◆ Supplied data
************
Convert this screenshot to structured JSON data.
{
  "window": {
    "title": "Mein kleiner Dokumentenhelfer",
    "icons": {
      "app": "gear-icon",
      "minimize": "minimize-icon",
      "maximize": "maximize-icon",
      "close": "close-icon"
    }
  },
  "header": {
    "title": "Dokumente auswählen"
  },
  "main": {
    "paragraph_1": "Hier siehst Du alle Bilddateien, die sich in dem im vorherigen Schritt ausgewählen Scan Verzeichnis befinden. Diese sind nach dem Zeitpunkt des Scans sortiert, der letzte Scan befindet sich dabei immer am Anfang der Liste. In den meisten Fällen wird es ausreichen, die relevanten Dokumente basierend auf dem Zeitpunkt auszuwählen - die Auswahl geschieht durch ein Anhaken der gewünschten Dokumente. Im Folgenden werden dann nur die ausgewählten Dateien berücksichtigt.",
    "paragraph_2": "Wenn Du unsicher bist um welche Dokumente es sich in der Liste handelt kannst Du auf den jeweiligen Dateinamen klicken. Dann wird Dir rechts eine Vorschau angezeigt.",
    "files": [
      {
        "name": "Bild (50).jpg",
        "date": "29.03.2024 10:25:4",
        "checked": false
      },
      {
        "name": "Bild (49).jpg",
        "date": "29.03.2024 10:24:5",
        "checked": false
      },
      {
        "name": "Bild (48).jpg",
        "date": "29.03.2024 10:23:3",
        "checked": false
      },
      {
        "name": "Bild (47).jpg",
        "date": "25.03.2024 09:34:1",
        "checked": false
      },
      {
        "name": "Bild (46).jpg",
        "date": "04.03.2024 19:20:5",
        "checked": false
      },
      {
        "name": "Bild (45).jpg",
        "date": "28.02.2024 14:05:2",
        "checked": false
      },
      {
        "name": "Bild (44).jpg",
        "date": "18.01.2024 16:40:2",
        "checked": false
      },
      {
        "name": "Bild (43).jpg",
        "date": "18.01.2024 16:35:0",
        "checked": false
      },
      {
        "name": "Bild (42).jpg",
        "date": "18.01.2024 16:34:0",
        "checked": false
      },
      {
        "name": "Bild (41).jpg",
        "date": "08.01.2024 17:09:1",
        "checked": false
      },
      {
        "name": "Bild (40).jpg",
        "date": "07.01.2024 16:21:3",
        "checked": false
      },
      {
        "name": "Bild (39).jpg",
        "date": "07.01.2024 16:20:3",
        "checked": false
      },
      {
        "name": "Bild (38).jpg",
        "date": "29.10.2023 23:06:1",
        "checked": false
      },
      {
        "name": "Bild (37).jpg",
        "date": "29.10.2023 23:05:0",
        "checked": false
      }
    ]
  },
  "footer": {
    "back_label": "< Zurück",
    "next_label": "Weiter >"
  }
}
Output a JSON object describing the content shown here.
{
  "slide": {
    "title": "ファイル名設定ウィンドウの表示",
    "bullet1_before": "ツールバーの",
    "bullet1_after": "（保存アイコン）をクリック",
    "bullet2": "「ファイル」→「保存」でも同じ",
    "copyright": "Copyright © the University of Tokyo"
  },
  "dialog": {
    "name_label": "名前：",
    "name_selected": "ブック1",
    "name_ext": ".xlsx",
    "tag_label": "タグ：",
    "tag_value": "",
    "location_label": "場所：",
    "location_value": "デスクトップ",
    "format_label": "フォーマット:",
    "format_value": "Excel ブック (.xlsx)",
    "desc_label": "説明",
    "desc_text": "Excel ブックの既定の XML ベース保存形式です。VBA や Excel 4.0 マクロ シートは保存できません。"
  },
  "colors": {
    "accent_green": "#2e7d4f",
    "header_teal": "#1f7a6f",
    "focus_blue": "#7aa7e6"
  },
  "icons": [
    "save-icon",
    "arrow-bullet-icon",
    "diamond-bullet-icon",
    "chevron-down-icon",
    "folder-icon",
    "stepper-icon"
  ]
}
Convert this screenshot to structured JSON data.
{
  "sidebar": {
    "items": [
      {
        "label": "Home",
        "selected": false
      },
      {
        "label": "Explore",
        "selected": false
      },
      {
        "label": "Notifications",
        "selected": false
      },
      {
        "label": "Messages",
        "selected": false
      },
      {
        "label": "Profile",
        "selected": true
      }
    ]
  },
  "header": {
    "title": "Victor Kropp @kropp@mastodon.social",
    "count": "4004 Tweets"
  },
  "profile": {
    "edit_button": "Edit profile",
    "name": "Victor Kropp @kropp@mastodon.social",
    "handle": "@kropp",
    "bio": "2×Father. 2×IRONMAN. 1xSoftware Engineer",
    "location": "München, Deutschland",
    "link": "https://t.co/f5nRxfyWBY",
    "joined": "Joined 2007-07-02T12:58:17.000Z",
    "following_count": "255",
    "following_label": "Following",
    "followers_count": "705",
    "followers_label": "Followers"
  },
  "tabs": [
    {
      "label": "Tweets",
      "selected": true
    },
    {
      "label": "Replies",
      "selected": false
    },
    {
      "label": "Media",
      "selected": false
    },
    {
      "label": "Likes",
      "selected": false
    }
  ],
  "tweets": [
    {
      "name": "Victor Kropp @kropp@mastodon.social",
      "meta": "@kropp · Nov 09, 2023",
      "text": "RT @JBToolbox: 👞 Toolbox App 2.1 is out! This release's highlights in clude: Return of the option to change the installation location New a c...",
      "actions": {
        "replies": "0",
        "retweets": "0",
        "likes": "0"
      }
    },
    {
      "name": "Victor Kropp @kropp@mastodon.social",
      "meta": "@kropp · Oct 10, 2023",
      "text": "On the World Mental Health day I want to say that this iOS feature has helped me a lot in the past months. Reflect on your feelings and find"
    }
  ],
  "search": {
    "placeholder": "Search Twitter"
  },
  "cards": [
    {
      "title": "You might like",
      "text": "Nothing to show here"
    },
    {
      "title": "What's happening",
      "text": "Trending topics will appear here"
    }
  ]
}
************
Copy the material above verbatim.

◆ Solution to this exercise
Convert this screenshot to structured JSON data.
{
  "window": {
    "title": "Mein kleiner Dokumentenhelfer",
    "icons": {
      "app": "gear-icon",
      "minimize": "minimize-icon",
      "maximize": "maximize-icon",
      "close": "close-icon"
    }
  },
  "header": {
    "title": "Dokumente auswählen"
  },
  "main": {
    "paragraph_1": "Hier siehst Du alle Bilddateien, die sich in dem im vorherigen Schritt ausgewählen Scan Verzeichnis befinden. Diese sind nach dem Zeitpunkt des Scans sortiert, der letzte Scan befindet sich dabei immer am Anfang der Liste. In den meisten Fällen wird es ausreichen, die relevanten Dokumente basierend auf dem Zeitpunkt auszuwählen - die Auswahl geschieht durch ein Anhaken der gewünschten Dokumente. Im Folgenden werden dann nur die ausgewählten Dateien berücksichtigt.",
    "paragraph_2": "Wenn Du unsicher bist um welche Dokumente es sich in der Liste handelt kannst Du auf den jeweiligen Dateinamen klicken. Dann wird Dir rechts eine Vorschau angezeigt.",
    "files": [
      {
        "name": "Bild (50).jpg",
        "date": "29.03.2024 10:25:4",
        "checked": false
      },
      {
        "name": "Bild (49).jpg",
        "date": "29.03.2024 10:24:5",
        "checked": false
      },
      {
        "name": "Bild (48).jpg",
        "date": "29.03.2024 10:23:3",
        "checked": false
      },
      {
        "name": "Bild (47).jpg",
        "date": "25.03.2024 09:34:1",
        "checked": false
      },
      {
        "name": "Bild (46).jpg",
        "date": "04.03.2024 19:20:5",
        "checked": false
      },
      {
        "name": "Bild (45).jpg",
        "date": "28.02.2024 14:05:2",
        "checked": false
      },
      {
        "name": "Bild (44).jpg",
        "date": "18.01.2024 16:40:2",
        "checked": false
      },
      {
        "name": "Bild (43).jpg",
        "date": "18.01.2024 16:35:0",
        "checked": false
      },
      {
        "name": "Bild (42).jpg",
        "date": "18.01.2024 16:34:0",
        "checked": false
      },
      {
        "name": "Bild (41).jpg",
        "date": "08.01.2024 17:09:1",
        "checked": false
      },
      {
        "name": "Bild (40).jpg",
        "date": "07.01.2024 16:21:3",
        "checked": false
      },
      {
        "name": "Bild (39).jpg",
        "date": "07.01.2024 16:20:3",
        "checked": false
      },
      {
        "name": "Bild (38).jpg",
        "date": "29.10.2023 23:06:1",
        "checked": false
      },
      {
        "name": "Bild (37).jpg",
        "date": "29.10.2023 23:05:0",
        "checked": false
      }
    ]
  },
  "footer": {
    "back_label": "< Zurück",
    "next_label": "Weiter >"
  }
}
Output a JSON object describing the content shown here.
{
  "slide": {
    "title": "ファイル名設定ウィンドウの表示",
    "bullet1_before": "ツールバーの",
    "bullet1_after": "（保存アイコン）をクリック",
    "bullet2": "「ファイル」→「保存」でも同じ",
    "copyright": "Copyright © the University of Tokyo"
  },
  "dialog": {
    "name_label": "名前：",
    "name_selected": "ブック1",
    "name_ext": ".xlsx",
    "tag_label": "タグ：",
    "tag_value": "",
    "location_label": "場所：",
    "location_value": "デスクトップ",
    "format_label": "フォーマット:",
    "format_value": "Excel ブック (.xlsx)",
    "desc_label": "説明",
    "desc_text": "Excel ブックの既定の XML ベース保存形式です。VBA や Excel 4.0 マクロ シートは保存できません。"
  },
  "colors": {
    "accent_green": "#2e7d4f",
    "header_teal": "#1f7a6f",
    "focus_blue": "#7aa7e6"
  },
  "icons": [
    "save-icon",
    "arrow-bullet-icon",
    "diamond-bullet-icon",
    "chevron-down-icon",
    "folder-icon",
    "stepper-icon"
  ]
}
Convert this screenshot to structured JSON data.
{
  "sidebar": {
    "items": [
      {
        "label": "Home",
        "selected": false
      },
      {
        "label": "Explore",
        "selected": false
      },
      {
        "label": "Notifications",
        "selected": false
      },
      {
        "label": "Messages",
        "selected": false
      },
      {
        "label": "Profile",
        "selected": true
      }
    ]
  },
  "header": {
    "title": "Victor Kropp @kropp@mastodon.social",
    "count": "4004 Tweets"
  },
  "profile": {
    "edit_button": "Edit profile",
    "name": "Victor Kropp @kropp@mastodon.social",
    "handle": "@kropp",
    "bio": "2×Father. 2×IRONMAN. 1xSoftware Engineer",
    "location": "München, Deutschland",
    "link": "https://t.co/f5nRxfyWBY",
    "joined": "Joined 2007-07-02T12:58:17.000Z",
    "following_count": "255",
    "following_label": "Following",
    "followers_count": "705",
    "followers_label": "Followers"
  },
  "tabs": [
    {
      "label": "Tweets",
      "selected": true
    },
    {
      "label": "Replies",
      "selected": false
    },
    {
      "label": "Media",
      "selected": false
    },
    {
      "label": "Likes",
      "selected": false
    }
  ],
  "tweets": [
    {
      "name": "Victor Kropp @kropp@mastodon.social",
      "meta": "@kropp · Nov 09, 2023",
      "text": "RT @JBToolbox: 👞 Toolbox App 2.1 is out! This release's highlights in clude: Return of the option to change the installation location New a c...",
      "actions": {
        "replies": "0",
        "retweets": "0",
        "likes": "0"
      }
    },
    {
      "name": "Victor Kropp @kropp@mastodon.social",
      "meta": "@kropp · Oct 10, 2023",
      "text": "On the World Mental Health day I want to say that this iOS feature has helped me a lot in the past months. Reflect on your feelings and find"
    }
  ],
  "search": {
    "placeholder": "Search Twitter"
  },
  "cards": [
    {
      "title": "You might like",
      "text": "Nothing to show here"
    },
    {
      "title": "What's happening",
      "text": "Trending topics will appear here"
    }
  ]
}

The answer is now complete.